Given request
Reproduce the data verbatim, from its first line through the line that contains "chart-axes: 0 1".

Supplied material
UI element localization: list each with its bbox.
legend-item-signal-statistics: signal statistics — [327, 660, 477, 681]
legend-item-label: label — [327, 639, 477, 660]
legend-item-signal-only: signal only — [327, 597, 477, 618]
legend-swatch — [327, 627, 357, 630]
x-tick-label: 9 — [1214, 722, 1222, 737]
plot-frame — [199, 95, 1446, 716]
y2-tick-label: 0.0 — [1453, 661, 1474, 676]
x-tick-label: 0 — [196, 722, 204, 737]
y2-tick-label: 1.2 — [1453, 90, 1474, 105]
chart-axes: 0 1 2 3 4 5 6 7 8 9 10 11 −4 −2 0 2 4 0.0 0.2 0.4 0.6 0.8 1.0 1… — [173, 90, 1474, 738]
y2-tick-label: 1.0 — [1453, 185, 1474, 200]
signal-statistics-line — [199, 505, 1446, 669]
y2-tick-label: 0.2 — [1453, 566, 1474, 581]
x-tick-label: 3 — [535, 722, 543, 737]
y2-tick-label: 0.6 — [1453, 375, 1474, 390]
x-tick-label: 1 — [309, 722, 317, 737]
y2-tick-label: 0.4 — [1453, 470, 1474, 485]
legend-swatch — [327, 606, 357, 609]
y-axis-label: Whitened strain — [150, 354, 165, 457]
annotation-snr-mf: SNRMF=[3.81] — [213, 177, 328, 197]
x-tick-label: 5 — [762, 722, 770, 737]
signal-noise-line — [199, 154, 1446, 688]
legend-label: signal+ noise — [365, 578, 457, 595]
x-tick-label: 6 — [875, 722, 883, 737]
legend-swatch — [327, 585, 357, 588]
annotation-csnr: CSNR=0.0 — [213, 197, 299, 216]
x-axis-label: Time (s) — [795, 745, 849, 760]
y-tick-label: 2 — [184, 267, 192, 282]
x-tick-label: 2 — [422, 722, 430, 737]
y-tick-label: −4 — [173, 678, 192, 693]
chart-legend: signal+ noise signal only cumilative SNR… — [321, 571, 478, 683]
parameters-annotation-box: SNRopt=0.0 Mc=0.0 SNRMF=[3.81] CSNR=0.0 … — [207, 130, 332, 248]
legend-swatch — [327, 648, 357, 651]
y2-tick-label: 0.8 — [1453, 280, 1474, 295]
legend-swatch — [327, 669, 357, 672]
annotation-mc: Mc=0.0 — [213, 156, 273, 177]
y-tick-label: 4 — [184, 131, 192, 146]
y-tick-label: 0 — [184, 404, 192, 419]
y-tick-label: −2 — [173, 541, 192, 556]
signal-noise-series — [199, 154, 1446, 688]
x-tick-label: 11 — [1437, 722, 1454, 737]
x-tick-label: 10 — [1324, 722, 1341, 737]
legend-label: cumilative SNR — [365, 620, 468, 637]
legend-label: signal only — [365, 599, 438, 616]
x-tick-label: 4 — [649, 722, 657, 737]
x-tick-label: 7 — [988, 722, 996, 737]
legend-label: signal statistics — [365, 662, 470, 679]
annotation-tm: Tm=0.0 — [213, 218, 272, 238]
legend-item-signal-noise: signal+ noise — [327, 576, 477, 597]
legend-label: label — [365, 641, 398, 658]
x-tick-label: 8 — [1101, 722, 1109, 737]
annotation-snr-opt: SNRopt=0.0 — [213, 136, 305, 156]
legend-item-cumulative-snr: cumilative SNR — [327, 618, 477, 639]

Finished task
UI element localization: list each with its bbox.
legend-item-signal-statistics: signal statistics — [327, 660, 477, 681]
legend-item-label: label — [327, 639, 477, 660]
legend-item-signal-only: signal only — [327, 597, 477, 618]
legend-swatch — [327, 627, 357, 630]
x-tick-label: 9 — [1214, 722, 1222, 737]
plot-frame — [199, 95, 1446, 716]
y2-tick-label: 0.0 — [1453, 661, 1474, 676]
x-tick-label: 0 — [196, 722, 204, 737]
y2-tick-label: 1.2 — [1453, 90, 1474, 105]
chart-axes: 0 1 2 3 4 5 6 7 8 9 10 11 −4 −2 0 2 4 0.0 0.2 0.4 0.6 0.8 1.0 1… — [173, 90, 1474, 738]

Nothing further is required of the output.